▸ **Instructions for the task**: Give every line from the entries that contains "protein".

-------- Supplied data

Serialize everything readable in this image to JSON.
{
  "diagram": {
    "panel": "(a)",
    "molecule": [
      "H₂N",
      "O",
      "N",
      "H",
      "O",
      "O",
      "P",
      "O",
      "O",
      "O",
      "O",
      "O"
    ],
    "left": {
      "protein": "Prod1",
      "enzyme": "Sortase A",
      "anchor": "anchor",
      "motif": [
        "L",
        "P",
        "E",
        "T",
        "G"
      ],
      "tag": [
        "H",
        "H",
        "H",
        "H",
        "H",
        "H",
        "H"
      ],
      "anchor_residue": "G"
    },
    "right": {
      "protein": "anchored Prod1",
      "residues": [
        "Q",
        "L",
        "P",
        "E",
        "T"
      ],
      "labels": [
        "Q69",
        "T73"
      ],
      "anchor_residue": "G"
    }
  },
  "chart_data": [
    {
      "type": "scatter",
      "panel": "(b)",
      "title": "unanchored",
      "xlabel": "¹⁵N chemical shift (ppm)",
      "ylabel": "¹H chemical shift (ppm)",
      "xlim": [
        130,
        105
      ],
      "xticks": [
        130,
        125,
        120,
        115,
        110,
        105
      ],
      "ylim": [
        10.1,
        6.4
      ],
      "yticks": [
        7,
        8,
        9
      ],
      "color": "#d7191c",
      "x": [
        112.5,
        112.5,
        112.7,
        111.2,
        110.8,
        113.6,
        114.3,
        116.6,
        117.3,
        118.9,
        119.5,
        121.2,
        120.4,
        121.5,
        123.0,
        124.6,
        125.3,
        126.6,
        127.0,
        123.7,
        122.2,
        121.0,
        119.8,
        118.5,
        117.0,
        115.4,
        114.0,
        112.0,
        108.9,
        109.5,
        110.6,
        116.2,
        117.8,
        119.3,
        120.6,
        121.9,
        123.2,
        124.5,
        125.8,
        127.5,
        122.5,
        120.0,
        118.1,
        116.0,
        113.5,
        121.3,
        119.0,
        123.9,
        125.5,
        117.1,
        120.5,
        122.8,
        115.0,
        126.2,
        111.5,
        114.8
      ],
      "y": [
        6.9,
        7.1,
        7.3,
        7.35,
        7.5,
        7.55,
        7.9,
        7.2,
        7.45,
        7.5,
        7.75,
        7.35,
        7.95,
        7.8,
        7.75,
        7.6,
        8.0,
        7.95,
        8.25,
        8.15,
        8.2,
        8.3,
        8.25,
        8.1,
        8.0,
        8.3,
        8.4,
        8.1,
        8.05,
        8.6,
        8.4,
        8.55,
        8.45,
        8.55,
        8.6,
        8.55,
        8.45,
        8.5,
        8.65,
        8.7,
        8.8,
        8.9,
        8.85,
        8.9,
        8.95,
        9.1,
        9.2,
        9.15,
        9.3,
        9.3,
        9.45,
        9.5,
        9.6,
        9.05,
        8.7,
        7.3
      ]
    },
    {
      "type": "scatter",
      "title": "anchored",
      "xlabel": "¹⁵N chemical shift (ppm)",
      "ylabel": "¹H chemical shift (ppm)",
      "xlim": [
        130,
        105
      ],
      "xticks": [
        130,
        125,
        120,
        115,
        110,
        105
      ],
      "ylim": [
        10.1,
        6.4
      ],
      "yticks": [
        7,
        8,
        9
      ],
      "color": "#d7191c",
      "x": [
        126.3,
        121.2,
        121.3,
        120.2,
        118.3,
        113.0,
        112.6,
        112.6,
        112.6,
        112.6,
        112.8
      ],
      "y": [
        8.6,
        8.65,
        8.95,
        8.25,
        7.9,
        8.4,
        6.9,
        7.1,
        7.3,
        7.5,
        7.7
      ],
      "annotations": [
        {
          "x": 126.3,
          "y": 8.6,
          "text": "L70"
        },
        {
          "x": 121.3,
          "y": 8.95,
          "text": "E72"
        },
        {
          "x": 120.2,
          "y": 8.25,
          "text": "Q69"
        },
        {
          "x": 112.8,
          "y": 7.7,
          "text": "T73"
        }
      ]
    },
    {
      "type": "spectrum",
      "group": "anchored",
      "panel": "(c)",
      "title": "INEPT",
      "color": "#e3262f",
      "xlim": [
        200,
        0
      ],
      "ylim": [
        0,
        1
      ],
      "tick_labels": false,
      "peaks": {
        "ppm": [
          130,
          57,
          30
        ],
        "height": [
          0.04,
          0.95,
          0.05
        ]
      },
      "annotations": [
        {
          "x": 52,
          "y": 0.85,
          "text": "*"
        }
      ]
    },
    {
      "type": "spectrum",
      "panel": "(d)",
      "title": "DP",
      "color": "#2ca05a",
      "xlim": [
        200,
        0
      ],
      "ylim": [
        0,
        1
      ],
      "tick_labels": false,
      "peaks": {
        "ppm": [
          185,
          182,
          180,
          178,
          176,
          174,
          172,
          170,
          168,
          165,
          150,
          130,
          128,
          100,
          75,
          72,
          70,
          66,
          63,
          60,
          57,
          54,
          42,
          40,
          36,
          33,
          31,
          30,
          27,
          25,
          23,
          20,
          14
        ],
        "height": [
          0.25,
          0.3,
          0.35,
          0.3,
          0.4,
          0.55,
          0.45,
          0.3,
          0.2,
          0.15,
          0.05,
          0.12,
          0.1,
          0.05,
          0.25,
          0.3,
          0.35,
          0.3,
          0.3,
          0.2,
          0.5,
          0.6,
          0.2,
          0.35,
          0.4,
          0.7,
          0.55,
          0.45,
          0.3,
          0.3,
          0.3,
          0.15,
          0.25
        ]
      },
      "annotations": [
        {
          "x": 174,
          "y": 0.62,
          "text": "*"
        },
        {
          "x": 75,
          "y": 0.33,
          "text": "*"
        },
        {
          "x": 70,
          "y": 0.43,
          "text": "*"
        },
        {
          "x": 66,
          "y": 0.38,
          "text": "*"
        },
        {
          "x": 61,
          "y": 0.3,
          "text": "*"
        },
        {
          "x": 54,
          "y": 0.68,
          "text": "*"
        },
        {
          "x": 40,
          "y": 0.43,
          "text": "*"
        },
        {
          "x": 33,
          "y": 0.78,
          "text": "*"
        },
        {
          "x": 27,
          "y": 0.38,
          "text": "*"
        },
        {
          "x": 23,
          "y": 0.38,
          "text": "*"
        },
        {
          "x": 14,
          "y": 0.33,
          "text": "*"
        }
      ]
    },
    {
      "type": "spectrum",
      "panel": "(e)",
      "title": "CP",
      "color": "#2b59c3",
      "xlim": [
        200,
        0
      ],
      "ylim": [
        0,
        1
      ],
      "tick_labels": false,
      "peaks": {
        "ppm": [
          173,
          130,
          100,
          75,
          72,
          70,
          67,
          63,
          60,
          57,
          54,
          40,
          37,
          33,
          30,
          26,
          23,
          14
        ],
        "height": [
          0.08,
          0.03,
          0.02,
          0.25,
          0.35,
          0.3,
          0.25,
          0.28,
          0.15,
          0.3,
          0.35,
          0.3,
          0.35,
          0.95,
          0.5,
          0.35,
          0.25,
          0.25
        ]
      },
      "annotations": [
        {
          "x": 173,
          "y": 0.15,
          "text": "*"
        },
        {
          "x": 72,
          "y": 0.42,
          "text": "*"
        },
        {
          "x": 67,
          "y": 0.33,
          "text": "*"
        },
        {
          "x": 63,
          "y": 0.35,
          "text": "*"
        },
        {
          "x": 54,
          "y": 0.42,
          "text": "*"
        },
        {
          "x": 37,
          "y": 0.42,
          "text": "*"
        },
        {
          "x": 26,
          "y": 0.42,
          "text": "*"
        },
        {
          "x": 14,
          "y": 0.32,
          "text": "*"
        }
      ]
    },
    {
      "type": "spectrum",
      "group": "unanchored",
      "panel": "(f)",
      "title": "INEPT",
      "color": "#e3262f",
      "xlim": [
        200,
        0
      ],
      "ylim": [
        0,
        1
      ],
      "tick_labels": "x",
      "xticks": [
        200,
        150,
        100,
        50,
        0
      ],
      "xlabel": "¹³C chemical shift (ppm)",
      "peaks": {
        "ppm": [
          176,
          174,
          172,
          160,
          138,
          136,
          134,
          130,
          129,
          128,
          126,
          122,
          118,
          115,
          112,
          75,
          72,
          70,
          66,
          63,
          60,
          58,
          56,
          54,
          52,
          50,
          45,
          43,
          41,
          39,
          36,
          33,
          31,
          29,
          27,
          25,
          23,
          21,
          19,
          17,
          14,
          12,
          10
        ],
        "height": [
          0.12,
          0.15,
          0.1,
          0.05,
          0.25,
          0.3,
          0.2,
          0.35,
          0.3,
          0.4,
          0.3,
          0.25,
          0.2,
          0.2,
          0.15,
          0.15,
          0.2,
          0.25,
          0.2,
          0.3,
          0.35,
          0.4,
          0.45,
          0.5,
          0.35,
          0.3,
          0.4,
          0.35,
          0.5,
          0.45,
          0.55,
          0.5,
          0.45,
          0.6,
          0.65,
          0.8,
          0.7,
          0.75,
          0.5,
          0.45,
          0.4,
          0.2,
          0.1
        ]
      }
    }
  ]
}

----------------

▸ **Answer section**:
      "protein": "Prod1",
      "protein": "anchored Prod1",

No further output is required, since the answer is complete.